== Brief ==
Each record needs to be echoed exactly; can you do that?
** Begin **
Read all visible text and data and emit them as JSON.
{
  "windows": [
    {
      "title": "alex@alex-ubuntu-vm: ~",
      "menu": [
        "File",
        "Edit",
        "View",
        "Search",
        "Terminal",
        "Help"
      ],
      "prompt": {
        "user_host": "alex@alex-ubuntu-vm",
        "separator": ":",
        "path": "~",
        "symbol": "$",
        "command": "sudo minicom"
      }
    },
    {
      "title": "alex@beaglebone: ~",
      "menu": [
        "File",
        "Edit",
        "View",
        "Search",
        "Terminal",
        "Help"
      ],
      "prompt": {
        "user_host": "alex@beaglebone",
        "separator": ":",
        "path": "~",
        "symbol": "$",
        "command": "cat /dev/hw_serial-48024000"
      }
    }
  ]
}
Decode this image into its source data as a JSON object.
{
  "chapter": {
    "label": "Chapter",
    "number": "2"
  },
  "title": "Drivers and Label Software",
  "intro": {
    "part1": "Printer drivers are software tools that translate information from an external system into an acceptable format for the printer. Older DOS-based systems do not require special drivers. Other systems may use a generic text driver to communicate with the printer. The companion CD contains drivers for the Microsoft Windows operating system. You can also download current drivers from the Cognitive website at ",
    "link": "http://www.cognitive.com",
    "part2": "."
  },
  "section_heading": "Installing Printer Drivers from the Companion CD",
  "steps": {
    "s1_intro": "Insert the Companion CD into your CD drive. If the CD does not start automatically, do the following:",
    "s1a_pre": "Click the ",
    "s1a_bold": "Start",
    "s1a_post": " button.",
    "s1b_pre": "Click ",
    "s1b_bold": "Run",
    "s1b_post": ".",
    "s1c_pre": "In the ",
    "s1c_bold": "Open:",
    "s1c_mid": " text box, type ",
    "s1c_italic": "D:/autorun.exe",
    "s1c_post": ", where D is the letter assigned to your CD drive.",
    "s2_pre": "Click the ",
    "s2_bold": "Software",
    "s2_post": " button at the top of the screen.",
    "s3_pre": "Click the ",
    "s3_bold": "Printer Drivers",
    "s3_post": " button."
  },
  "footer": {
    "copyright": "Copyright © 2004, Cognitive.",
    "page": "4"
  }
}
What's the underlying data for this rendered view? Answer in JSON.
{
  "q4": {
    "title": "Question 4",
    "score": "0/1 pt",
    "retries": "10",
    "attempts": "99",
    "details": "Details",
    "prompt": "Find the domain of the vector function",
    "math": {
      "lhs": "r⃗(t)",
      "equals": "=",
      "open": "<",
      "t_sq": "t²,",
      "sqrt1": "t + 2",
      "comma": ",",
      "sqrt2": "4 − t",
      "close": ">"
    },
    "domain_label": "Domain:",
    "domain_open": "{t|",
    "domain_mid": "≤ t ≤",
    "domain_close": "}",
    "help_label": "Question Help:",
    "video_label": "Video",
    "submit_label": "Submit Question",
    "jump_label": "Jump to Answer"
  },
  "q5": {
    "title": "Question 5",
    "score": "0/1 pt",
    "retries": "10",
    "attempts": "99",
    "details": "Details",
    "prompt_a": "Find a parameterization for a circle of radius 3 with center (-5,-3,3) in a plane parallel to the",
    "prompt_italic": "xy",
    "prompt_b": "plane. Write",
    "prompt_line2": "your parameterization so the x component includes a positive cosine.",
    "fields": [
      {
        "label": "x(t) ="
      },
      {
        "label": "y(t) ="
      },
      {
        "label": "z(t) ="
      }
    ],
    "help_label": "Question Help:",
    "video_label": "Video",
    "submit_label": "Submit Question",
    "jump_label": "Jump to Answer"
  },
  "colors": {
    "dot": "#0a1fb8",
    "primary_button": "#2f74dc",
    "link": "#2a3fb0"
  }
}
** End **
== Answer in full ==
Read all visible text and data and emit them as JSON.
{
  "windows": [
    {
      "title": "alex@alex-ubuntu-vm: ~",
      "menu": [
        "File",
        "Edit",
        "View",
        "Search",
        "Terminal",
        "Help"
      ],
      "prompt": {
        "user_host": "alex@alex-ubuntu-vm",
        "separator": ":",
        "path": "~",
        "symbol": "$",
        "command": "sudo minicom"
      }
    },
    {
      "title": "alex@beaglebone: ~",
      "menu": [
        "File",
        "Edit",
        "View",
        "Search",
        "Terminal",
        "Help"
      ],
      "prompt": {
        "user_host": "alex@beaglebone",
        "separator": ":",
        "path": "~",
        "symbol": "$",
        "command": "cat /dev/hw_serial-48024000"
      }
    }
  ]
}
Decode this image into its source data as a JSON object.
{
  "chapter": {
    "label": "Chapter",
    "number": "2"
  },
  "title": "Drivers and Label Software",
  "intro": {
    "part1": "Printer drivers are software tools that translate information from an external system into an acceptable format for the printer. Older DOS-based systems do not require special drivers. Other systems may use a generic text driver to communicate with the printer. The companion CD contains drivers for the Microsoft Windows operating system. You can also download current drivers from the Cognitive website at ",
    "link": "http://www.cognitive.com",
    "part2": "."
  },
  "section_heading": "Installing Printer Drivers from the Companion CD",
  "steps": {
    "s1_intro": "Insert the Companion CD into your CD drive. If the CD does not start automatically, do the following:",
    "s1a_pre": "Click the ",
    "s1a_bold": "Start",
    "s1a_post": " button.",
    "s1b_pre": "Click ",
    "s1b_bold": "Run",
    "s1b_post": ".",
    "s1c_pre": "In the ",
    "s1c_bold": "Open:",
    "s1c_mid": " text box, type ",
    "s1c_italic": "D:/autorun.exe",
    "s1c_post": ", where D is the letter assigned to your CD drive.",
    "s2_pre": "Click the ",
    "s2_bold": "Software",
    "s2_post": " button at the top of the screen.",
    "s3_pre": "Click the ",
    "s3_bold": "Printer Drivers",
    "s3_post": " button."
  },
  "footer": {
    "copyright": "Copyright © 2004, Cognitive.",
    "page": "4"
  }
}
What's the underlying data for this rendered view? Answer in JSON.
{
  "q4": {
    "title": "Question 4",
    "score": "0/1 pt",
    "retries": "10",
    "attempts": "99",
    "details": "Details",
    "prompt": "Find the domain of the vector function",
    "math": {
      "lhs": "r⃗(t)",
      "equals": "=",
      "open": "<",
      "t_sq": "t²,",
      "sqrt1": "t + 2",
      "comma": ",",
      "sqrt2": "4 − t",
      "close": ">"
    },
    "domain_label": "Domain:",
    "domain_open": "{t|",
    "domain_mid": "≤ t ≤",
    "domain_close": "}",
    "help_label": "Question Help:",
    "video_label": "Video",
    "submit_label": "Submit Question",
    "jump_label": "Jump to Answer"
  },
  "q5": {
    "title": "Question 5",
    "score": "0/1 pt",
    "retries": "10",
    "attempts": "99",
    "details": "Details",
    "prompt_a": "Find a parameterization for a circle of radius 3 with center (-5,-3,3) in a plane parallel to the",
    "prompt_italic": "xy",
    "prompt_b": "plane. Write",
    "prompt_line2": "your parameterization so the x component includes a positive cosine.",
    "fields": [
      {
        "label": "x(t) ="
      },
      {
        "label": "y(t) ="
      },
      {
        "label": "z(t) ="
      }
    ],
    "help_label": "Question Help:",
    "video_label": "Video",
    "submit_label": "Submit Question",
    "jump_label": "Jump to Answer"
  },
  "colors": {
    "dot": "#0a1fb8",
    "primary_button": "#2f74dc",
    "link": "#2a3fb0"
  }
}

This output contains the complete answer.